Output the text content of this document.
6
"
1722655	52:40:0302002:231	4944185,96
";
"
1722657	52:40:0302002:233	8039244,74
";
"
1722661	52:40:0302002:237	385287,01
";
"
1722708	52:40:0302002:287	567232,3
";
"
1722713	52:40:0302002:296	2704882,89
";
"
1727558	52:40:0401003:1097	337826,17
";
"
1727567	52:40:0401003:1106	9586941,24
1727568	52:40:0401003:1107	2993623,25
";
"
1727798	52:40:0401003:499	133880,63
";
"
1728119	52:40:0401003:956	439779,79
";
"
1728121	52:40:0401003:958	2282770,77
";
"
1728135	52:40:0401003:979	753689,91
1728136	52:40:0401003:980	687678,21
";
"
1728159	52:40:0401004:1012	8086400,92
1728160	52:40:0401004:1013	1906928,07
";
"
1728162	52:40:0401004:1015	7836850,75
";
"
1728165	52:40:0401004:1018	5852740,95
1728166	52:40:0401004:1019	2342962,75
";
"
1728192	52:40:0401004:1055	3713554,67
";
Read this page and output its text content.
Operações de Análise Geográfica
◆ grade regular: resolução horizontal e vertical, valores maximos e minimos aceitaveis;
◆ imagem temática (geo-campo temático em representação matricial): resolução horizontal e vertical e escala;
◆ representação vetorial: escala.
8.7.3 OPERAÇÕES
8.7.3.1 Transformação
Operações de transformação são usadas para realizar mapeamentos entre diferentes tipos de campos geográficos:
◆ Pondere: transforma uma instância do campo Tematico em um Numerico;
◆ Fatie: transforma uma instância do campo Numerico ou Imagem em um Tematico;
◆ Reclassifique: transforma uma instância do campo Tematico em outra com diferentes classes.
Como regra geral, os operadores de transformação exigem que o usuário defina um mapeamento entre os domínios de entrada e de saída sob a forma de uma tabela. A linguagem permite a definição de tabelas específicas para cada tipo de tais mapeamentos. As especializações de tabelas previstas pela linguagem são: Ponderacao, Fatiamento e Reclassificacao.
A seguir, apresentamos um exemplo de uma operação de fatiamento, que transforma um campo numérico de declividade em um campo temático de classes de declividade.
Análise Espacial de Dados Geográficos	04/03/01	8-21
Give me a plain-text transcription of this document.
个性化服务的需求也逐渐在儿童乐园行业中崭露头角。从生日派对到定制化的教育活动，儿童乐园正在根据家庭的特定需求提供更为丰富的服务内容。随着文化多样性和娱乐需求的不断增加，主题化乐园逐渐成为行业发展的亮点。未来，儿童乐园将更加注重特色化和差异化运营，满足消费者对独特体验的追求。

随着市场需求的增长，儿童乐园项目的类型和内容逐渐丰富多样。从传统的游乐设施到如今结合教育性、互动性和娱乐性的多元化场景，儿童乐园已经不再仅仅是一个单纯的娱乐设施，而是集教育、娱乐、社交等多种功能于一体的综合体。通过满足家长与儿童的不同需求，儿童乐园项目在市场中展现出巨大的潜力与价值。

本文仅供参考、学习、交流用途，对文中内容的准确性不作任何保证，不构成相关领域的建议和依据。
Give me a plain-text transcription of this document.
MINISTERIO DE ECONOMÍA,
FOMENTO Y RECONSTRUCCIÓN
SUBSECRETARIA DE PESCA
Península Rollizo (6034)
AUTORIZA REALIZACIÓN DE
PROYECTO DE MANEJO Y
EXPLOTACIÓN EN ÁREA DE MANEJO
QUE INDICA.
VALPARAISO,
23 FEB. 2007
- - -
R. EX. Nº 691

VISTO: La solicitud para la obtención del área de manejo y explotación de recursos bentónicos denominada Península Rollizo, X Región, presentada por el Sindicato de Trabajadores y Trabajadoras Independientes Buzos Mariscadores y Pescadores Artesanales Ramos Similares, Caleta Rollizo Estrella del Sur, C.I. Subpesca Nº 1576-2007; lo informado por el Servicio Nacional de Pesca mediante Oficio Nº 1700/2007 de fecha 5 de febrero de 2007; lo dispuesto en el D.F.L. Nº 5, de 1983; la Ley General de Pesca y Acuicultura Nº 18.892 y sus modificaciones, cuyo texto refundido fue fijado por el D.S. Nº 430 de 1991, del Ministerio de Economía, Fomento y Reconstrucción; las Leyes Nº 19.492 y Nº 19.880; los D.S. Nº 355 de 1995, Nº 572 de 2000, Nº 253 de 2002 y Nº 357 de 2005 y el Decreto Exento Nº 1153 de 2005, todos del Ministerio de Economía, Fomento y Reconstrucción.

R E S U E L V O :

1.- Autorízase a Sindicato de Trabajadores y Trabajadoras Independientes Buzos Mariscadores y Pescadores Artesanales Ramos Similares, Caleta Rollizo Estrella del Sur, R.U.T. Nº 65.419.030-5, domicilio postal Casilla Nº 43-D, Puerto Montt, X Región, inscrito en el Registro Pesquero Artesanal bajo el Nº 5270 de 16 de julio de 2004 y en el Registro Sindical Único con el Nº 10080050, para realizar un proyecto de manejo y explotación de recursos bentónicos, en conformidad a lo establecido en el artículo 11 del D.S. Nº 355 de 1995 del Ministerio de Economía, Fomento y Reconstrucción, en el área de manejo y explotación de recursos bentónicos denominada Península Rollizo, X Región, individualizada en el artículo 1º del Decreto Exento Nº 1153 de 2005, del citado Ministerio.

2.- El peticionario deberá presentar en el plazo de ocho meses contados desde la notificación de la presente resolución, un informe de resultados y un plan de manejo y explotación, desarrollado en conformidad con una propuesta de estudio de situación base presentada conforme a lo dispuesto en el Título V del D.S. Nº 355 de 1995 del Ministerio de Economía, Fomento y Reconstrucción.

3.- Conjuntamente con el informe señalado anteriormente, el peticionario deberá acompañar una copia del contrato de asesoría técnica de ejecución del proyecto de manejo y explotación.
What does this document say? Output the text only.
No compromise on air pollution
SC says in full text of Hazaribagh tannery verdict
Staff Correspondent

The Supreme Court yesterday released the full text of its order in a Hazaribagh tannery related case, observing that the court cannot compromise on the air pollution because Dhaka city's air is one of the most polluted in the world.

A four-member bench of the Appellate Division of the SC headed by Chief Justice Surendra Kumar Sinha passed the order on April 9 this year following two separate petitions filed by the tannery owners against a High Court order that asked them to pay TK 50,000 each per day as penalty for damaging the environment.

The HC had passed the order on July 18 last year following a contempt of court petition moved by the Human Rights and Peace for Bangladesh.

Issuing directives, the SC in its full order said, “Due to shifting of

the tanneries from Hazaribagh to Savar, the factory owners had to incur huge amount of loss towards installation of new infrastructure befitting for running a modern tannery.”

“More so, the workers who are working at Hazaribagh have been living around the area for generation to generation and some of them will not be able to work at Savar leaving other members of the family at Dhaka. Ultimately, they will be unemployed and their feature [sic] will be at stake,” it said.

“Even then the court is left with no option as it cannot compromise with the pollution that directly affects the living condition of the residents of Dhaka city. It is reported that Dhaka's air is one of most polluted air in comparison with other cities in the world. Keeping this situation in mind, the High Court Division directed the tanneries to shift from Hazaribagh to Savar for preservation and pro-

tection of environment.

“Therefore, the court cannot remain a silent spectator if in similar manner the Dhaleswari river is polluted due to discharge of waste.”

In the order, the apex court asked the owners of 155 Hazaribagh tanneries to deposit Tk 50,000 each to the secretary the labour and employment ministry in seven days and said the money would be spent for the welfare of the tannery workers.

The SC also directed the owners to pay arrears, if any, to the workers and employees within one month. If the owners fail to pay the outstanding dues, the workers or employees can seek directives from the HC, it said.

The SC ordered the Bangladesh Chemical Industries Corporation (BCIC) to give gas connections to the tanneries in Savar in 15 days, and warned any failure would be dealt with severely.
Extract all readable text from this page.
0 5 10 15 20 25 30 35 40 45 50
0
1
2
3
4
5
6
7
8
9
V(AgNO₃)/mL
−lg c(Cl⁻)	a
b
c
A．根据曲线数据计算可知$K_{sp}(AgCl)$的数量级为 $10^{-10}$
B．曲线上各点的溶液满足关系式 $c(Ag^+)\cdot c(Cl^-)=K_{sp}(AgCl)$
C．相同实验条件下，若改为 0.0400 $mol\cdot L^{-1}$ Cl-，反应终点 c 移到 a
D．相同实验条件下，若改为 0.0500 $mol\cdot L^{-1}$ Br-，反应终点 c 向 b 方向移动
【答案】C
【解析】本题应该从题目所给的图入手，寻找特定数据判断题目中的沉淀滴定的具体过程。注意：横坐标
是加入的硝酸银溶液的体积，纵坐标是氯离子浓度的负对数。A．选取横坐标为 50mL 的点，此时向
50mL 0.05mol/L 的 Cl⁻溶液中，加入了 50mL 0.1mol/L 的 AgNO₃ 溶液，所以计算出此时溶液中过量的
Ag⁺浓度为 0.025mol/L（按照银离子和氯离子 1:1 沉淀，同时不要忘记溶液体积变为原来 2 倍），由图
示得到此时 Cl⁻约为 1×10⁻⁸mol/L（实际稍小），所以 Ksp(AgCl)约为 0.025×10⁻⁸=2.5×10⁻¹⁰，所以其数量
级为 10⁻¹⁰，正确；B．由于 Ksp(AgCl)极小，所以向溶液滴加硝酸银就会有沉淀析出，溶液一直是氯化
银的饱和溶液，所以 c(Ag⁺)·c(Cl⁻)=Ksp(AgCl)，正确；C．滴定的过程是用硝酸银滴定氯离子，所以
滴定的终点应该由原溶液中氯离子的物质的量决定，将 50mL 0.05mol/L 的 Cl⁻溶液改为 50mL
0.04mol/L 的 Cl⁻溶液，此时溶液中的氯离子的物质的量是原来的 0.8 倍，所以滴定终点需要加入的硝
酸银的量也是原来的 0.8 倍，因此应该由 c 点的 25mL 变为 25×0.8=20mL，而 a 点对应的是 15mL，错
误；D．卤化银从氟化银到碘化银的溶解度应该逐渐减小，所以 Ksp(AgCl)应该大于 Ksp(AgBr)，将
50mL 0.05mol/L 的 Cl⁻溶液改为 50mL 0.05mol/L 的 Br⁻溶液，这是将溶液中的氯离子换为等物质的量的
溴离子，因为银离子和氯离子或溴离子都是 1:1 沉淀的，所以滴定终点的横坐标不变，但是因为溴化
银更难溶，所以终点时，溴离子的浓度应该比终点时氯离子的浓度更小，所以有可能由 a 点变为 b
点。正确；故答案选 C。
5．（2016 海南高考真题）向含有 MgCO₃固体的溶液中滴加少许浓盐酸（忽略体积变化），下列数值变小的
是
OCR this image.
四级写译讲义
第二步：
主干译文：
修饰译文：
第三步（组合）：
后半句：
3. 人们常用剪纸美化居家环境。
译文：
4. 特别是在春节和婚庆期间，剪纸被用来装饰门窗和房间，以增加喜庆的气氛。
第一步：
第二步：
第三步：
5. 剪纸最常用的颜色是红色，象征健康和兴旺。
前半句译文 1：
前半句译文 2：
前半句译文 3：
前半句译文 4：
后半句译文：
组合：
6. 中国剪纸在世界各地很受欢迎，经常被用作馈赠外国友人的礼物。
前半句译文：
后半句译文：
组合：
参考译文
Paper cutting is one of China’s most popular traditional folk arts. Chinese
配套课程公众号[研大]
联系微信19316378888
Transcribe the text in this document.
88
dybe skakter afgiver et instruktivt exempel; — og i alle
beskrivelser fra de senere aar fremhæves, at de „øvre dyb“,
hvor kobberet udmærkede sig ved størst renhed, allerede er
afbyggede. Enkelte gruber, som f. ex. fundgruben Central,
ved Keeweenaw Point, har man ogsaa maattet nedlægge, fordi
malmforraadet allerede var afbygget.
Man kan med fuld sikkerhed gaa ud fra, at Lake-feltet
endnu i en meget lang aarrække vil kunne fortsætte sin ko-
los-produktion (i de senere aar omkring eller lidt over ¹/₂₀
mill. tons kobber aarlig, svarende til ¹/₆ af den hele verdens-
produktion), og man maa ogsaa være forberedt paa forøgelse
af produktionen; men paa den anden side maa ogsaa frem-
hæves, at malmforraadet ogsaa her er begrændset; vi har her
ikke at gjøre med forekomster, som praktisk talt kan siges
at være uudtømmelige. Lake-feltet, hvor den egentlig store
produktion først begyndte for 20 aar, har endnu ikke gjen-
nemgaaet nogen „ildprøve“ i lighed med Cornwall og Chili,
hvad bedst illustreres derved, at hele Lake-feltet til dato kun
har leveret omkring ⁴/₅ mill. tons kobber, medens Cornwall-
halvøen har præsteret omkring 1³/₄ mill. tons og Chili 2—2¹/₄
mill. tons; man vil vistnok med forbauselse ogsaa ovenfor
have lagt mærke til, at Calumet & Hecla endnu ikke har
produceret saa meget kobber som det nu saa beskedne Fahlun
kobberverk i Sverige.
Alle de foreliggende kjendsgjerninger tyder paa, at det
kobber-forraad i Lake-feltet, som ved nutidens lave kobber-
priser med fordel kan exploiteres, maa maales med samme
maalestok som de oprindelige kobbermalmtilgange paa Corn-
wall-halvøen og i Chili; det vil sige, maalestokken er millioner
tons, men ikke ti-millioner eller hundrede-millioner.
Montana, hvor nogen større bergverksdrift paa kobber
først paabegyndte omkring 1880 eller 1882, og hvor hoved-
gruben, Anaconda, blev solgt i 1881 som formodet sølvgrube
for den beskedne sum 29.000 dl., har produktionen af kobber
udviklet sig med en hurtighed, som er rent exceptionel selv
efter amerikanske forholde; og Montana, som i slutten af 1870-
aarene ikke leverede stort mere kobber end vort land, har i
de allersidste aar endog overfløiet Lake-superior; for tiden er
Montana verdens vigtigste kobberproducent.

• • •

- [Written instruction]:
Go through the entries and return each line where the word "反应终点" appears.

- [Result]:
C．相同实验条件下，若改为 0.0400 $mol\cdot L^{-1}$ Cl-，反应终点 c 移到 a
D．相同实验条件下，若改为 0.0500 $mol\cdot L^{-1}$ Br-，反应终点 c 向 b 方向移动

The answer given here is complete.